DATA FOR THE TASK
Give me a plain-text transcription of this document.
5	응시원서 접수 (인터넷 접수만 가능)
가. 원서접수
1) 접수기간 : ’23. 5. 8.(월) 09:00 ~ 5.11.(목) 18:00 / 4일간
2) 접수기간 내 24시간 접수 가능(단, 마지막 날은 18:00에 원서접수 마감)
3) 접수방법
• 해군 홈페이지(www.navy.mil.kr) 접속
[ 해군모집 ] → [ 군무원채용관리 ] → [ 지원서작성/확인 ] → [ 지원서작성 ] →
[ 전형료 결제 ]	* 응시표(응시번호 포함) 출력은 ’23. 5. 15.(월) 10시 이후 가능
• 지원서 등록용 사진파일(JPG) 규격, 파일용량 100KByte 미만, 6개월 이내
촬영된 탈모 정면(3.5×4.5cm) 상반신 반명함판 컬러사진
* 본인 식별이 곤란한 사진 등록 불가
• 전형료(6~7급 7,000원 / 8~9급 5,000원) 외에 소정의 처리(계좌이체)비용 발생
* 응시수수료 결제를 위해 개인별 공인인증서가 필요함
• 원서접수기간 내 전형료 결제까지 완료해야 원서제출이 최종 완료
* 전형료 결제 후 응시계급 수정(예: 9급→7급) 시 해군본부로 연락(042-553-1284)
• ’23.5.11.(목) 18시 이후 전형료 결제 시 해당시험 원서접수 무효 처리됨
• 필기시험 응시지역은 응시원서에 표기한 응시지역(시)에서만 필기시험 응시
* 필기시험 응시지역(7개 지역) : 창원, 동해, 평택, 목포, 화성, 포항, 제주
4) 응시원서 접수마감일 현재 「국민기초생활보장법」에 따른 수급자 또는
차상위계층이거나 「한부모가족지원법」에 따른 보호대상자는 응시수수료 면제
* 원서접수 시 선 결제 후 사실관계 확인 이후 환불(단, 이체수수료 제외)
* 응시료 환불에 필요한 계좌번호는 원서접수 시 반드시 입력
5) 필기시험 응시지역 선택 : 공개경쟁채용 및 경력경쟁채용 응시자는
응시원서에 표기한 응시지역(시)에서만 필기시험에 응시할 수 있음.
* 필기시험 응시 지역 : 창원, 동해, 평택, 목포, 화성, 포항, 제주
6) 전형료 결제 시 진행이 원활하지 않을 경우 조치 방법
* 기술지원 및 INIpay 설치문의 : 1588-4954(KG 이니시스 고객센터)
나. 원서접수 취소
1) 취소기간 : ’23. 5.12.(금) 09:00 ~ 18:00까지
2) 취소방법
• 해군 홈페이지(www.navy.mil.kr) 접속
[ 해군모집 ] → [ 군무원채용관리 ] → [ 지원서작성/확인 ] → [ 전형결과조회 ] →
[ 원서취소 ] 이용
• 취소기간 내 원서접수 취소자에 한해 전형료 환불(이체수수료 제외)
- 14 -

THE EXERCISE
Using the listing above, show each line holding the string "응시수수료".

WRITTEN SOLUTION
* 응시수수료 결제를 위해 개인별 공인인증서가 필요함
차상위계층이거나 「한부모가족지원법」에 따른 보호대상자는 응시수수료 면제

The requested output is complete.